**PROBLEM REQUIREMENTS:** All of the listing below must be repeated word for word. Pictures are the only thing to omit.

———

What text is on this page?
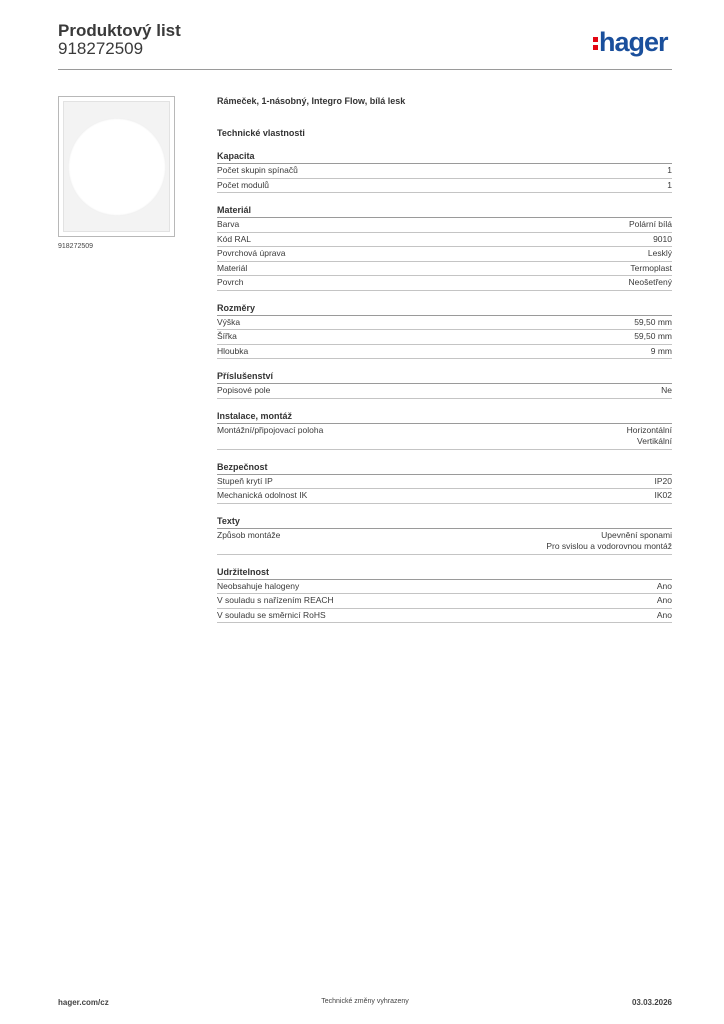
Produktový list
918272509	hager
918272509
Rámeček, 1-násobný, Integro Flow, bílá lesk
Technické vlastnosti
Kapacita
Počet skupin spínačů	1
Počet modulů	1
Materiál
Barva	Polární bílá
Kód RAL	9010
Povrchová úprava	Lesklý
Materiál	Termoplast
Povrch	Neošetřený
Rozměry
Výška	59,50 mm
Šířka	59,50 mm
Hloubka	9 mm
Příslušenství
Popisové pole	Ne
Instalace, montáž
Montážní/připojovací poloha	Horizontální
Vertikální
Bezpečnost
Stupeň krytí IP	IP20
Mechanická odolnost IK	IK02
Texty
Způsob montáže	Upevnění sponami
Pro svislou a vodorovnou montáž
Udržitelnost
Neobsahuje halogeny	Ano
V souladu s nařízením REACH	Ano
V souladu se směrnicí RoHS	Ano
hager.com/cz	Technické změny vyhrazeny	03.03.2026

———

**RESULT OF THIS TASK:**
What text is on this page?
Produktový list
918272509	hager
918272509
Rámeček, 1-násobný, Integro Flow, bílá lesk
Technické vlastnosti
Kapacita
Počet skupin spínačů	1
Počet modulů	1
Materiál
Barva	Polární bílá
Kód RAL	9010
Povrchová úprava	Lesklý
Materiál	Termoplast
Povrch	Neošetřený
Rozměry
Výška	59,50 mm
Šířka	59,50 mm
Hloubka	9 mm
Příslušenství
Popisové pole	Ne
Instalace, montáž
Montážní/připojovací poloha	Horizontální
Vertikální
Bezpečnost
Stupeň krytí IP	IP20
Mechanická odolnost IK	IK02
Texty
Způsob montáže	Upevnění sponami
Pro svislou a vodorovnou montáž
Udržitelnost
Neobsahuje halogeny	Ano
V souladu s nařízením REACH	Ano
V souladu se směrnicí RoHS	Ano
hager.com/cz	Technické změny vyhrazeny	03.03.2026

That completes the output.